EXERCISE DETAILS » Transcribe every line exactly. Leave the pictures behind.

MATERIAL TO PROCESS »
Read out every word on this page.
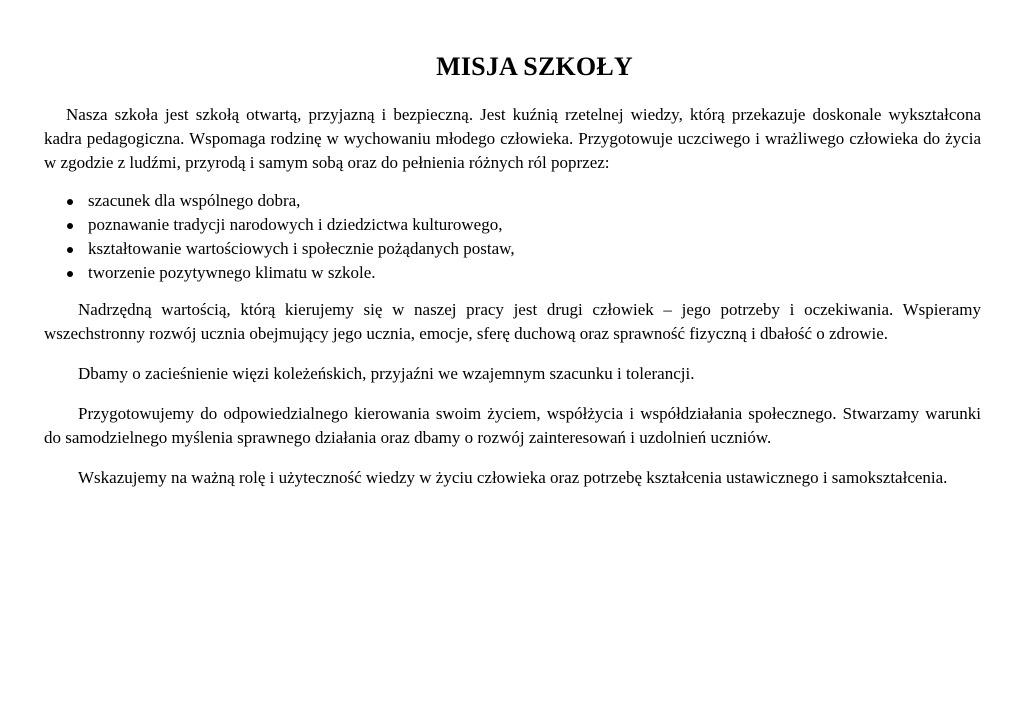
MISJA SZKOŁY

Nasza szkoła jest szkołą otwartą, przyjazną i bezpieczną. Jest kuźnią rzetelnej wiedzy, którą przekazuje doskonale wykształcona kadra pedagogiczna. Wspomaga rodzinę w wychowaniu młodego człowieka. Przygotowuje uczciwego i wrażliwego człowieka do życia w zgodzie z ludźmi, przyrodą i samym sobą oraz do pełnienia różnych ról poprzez:

szacunek dla wspólnego dobra,
poznawanie tradycji narodowych i dziedzictwa kulturowego,
kształtowanie wartościowych i społecznie pożądanych postaw,
tworzenie pozytywnego klimatu w szkole.

Nadrzędną wartością, którą kierujemy się w naszej pracy jest drugi człowiek – jego potrzeby i oczekiwania. Wspieramy wszechstronny rozwój ucznia obejmujący jego ucznia, emocje, sferę duchową oraz sprawność fizyczną i dbałość o zdrowie.

Dbamy o zacieśnienie więzi koleżeńskich, przyjaźni we wzajemnym szacunku i tolerancji.

Przygotowujemy do odpowiedzialnego kierowania swoim życiem, współżycia i współdziałania społecznego. Stwarzamy warunki do samodzielnego myślenia sprawnego działania oraz dbamy o rozwój zainteresowań i uzdolnień uczniów.

Wskazujemy na ważną rolę i użyteczność wiedzy w życiu człowieka oraz potrzebę kształcenia ustawicznego i samokształcenia.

RESPONSE BELOW »
Read out every word on this page.
MISJA SZKOŁY

Nasza szkoła jest szkołą otwartą, przyjazną i bezpieczną. Jest kuźnią rzetelnej wiedzy, którą przekazuje doskonale wykształcona kadra pedagogiczna. Wspomaga rodzinę w wychowaniu młodego człowieka. Przygotowuje uczciwego i wrażliwego człowieka do życia w zgodzie z ludźmi, przyrodą i samym sobą oraz do pełnienia różnych ról poprzez:

szacunek dla wspólnego dobra,
poznawanie tradycji narodowych i dziedzictwa kulturowego,
kształtowanie wartościowych i społecznie pożądanych postaw,
tworzenie pozytywnego klimatu w szkole.

Nadrzędną wartością, którą kierujemy się w naszej pracy jest drugi człowiek – jego potrzeby i oczekiwania. Wspieramy wszechstronny rozwój ucznia obejmujący jego ucznia, emocje, sferę duchową oraz sprawność fizyczną i dbałość o zdrowie.

Dbamy o zacieśnienie więzi koleżeńskich, przyjaźni we wzajemnym szacunku i tolerancji.

Przygotowujemy do odpowiedzialnego kierowania swoim życiem, współżycia i współdziałania społecznego. Stwarzamy warunki do samodzielnego myślenia sprawnego działania oraz dbamy o rozwój zainteresowań i uzdolnień uczniów.

Wskazujemy na ważną rolę i użyteczność wiedzy w życiu człowieka oraz potrzebę kształcenia ustawicznego i samokształcenia.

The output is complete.